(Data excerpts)
BEGIN
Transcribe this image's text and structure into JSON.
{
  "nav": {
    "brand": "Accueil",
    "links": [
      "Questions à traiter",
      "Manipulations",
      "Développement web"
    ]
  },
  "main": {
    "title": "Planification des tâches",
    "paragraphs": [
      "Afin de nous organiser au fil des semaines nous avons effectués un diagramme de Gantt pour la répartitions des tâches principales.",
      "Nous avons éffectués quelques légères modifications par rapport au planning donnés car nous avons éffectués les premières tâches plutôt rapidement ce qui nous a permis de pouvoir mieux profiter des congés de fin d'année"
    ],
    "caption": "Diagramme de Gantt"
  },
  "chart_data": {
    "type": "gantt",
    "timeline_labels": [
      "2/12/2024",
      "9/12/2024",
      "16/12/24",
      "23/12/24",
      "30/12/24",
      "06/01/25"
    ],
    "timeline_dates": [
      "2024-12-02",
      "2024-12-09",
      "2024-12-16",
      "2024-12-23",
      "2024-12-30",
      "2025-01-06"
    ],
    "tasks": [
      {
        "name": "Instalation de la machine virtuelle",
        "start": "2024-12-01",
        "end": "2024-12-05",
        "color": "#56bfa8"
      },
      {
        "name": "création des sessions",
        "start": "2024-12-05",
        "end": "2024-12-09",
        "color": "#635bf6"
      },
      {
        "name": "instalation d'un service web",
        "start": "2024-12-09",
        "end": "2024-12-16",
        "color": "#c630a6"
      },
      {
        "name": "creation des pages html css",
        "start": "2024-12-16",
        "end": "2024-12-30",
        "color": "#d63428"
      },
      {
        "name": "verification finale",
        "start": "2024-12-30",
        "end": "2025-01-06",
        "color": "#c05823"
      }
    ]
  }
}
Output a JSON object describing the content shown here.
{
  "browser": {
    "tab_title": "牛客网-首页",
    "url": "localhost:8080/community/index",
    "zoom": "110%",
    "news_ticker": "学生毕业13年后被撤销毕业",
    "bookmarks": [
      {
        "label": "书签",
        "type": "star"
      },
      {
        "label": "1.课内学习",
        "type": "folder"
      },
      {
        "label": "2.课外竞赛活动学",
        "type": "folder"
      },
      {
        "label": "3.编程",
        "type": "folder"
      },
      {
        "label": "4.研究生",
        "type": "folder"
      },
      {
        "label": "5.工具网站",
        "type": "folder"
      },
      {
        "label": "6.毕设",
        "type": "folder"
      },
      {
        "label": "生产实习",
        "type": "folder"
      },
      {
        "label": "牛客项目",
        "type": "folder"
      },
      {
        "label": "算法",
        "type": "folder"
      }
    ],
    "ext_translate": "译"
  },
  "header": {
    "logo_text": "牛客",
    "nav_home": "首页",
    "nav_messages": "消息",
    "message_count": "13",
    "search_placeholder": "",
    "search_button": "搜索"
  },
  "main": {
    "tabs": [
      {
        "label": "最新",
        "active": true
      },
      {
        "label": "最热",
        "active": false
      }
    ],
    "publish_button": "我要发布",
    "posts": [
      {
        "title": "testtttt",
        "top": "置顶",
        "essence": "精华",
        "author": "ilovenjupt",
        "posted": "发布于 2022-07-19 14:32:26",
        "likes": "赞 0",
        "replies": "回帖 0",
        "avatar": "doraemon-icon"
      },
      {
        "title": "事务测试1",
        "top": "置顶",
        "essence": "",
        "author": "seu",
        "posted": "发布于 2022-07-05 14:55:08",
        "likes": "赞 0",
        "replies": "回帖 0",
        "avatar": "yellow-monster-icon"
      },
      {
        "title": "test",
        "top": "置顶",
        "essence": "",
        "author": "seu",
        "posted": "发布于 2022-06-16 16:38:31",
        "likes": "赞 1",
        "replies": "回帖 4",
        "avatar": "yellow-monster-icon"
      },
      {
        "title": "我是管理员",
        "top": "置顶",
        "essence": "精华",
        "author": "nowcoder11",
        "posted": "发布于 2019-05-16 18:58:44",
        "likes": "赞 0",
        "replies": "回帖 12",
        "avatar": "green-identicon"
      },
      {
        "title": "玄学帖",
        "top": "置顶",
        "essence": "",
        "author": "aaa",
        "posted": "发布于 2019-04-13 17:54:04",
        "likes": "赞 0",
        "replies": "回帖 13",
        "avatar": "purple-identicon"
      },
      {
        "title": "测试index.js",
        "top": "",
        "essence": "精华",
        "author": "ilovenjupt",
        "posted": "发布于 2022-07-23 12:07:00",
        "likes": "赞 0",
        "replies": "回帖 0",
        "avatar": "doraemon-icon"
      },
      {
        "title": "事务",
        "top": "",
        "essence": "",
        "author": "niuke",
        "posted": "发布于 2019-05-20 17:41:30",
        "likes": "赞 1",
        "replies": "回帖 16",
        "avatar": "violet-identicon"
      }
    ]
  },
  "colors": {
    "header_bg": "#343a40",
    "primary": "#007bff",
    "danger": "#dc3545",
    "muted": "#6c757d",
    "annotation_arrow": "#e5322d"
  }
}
END
**WHAT YOU ARE ASKED TO DO:** All of the records must be repeated exactly.

**COMPLETED EXERCISE:**
Transcribe this image's text and structure into JSON.
{
  "nav": {
    "brand": "Accueil",
    "links": [
      "Questions à traiter",
      "Manipulations",
      "Développement web"
    ]
  },
  "main": {
    "title": "Planification des tâches",
    "paragraphs": [
      "Afin de nous organiser au fil des semaines nous avons effectués un diagramme de Gantt pour la répartitions des tâches principales.",
      "Nous avons éffectués quelques légères modifications par rapport au planning donnés car nous avons éffectués les premières tâches plutôt rapidement ce qui nous a permis de pouvoir mieux profiter des congés de fin d'année"
    ],
    "caption": "Diagramme de Gantt"
  },
  "chart_data": {
    "type": "gantt",
    "timeline_labels": [
      "2/12/2024",
      "9/12/2024",
      "16/12/24",
      "23/12/24",
      "30/12/24",
      "06/01/25"
    ],
    "timeline_dates": [
      "2024-12-02",
      "2024-12-09",
      "2024-12-16",
      "2024-12-23",
      "2024-12-30",
      "2025-01-06"
    ],
    "tasks": [
      {
        "name": "Instalation de la machine virtuelle",
        "start": "2024-12-01",
        "end": "2024-12-05",
        "color": "#56bfa8"
      },
      {
        "name": "création des sessions",
        "start": "2024-12-05",
        "end": "2024-12-09",
        "color": "#635bf6"
      },
      {
        "name": "instalation d'un service web",
        "start": "2024-12-09",
        "end": "2024-12-16",
        "color": "#c630a6"
      },
      {
        "name": "creation des pages html css",
        "start": "2024-12-16",
        "end": "2024-12-30",
        "color": "#d63428"
      },
      {
        "name": "verification finale",
        "start": "2024-12-30",
        "end": "2025-01-06",
        "color": "#c05823"
      }
    ]
  }
}
Output a JSON object describing the content shown here.
{
  "browser": {
    "tab_title": "牛客网-首页",
    "url": "localhost:8080/community/index",
    "zoom": "110%",
    "news_ticker": "学生毕业13年后被撤销毕业",
    "bookmarks": [
      {
        "label": "书签",
        "type": "star"
      },
      {
        "label": "1.课内学习",
        "type": "folder"
      },
      {
        "label": "2.课外竞赛活动学",
        "type": "folder"
      },
      {
        "label": "3.编程",
        "type": "folder"
      },
      {
        "label": "4.研究生",
        "type": "folder"
      },
      {
        "label": "5.工具网站",
        "type": "folder"
      },
      {
        "label": "6.毕设",
        "type": "folder"
      },
      {
        "label": "生产实习",
        "type": "folder"
      },
      {
        "label": "牛客项目",
        "type": "folder"
      },
      {
        "label": "算法",
        "type": "folder"
      }
    ],
    "ext_translate": "译"
  },
  "header": {
    "logo_text": "牛客",
    "nav_home": "首页",
    "nav_messages": "消息",
    "message_count": "13",
    "search_placeholder": "",
    "search_button": "搜索"
  },
  "main": {
    "tabs": [
      {
        "label": "最新",
        "active": true
      },
      {
        "label": "最热",
        "active": false
      }
    ],
    "publish_button": "我要发布",
    "posts": [
      {
        "title": "testtttt",
        "top": "置顶",
        "essence": "精华",
        "author": "ilovenjupt",
        "posted": "发布于 2022-07-19 14:32:26",
        "likes": "赞 0",
        "replies": "回帖 0",
        "avatar": "doraemon-icon"
      },
      {
        "title": "事务测试1",
        "top": "置顶",
        "essence": "",
        "author": "seu",
        "posted": "发布于 2022-07-05 14:55:08",
        "likes": "赞 0",
        "replies": "回帖 0",
        "avatar": "yellow-monster-icon"
      },
      {
        "title": "test",
        "top": "置顶",
        "essence": "",
        "author": "seu",
        "posted": "发布于 2022-06-16 16:38:31",
        "likes": "赞 1",
        "replies": "回帖 4",
        "avatar": "yellow-monster-icon"
      },
      {
        "title": "我是管理员",
        "top": "置顶",
        "essence": "精华",
        "author": "nowcoder11",
        "posted": "发布于 2019-05-16 18:58:44",
        "likes": "赞 0",
        "replies": "回帖 12",
        "avatar": "green-identicon"
      },
      {
        "title": "玄学帖",
        "top": "置顶",
        "essence": "",
        "author": "aaa",
        "posted": "发布于 2019-04-13 17:54:04",
        "likes": "赞 0",
        "replies": "回帖 13",
        "avatar": "purple-identicon"
      },
      {
        "title": "测试index.js",
        "top": "",
        "essence": "精华",
        "author": "ilovenjupt",
        "posted": "发布于 2022-07-23 12:07:00",
        "likes": "赞 0",
        "replies": "回帖 0",
        "avatar": "doraemon-icon"
      },
      {
        "title": "事务",
        "top": "",
        "essence": "",
        "author": "niuke",
        "posted": "发布于 2019-05-20 17:41:30",
        "likes": "赞 1",
        "replies": "回帖 16",
        "avatar": "violet-identicon"
      }
    ]
  },
  "colors": {
    "header_bg": "#343a40",
    "primary": "#007bff",
    "danger": "#dc3545",
    "muted": "#6c757d",
    "annotation_arrow": "#e5322d"
  }
}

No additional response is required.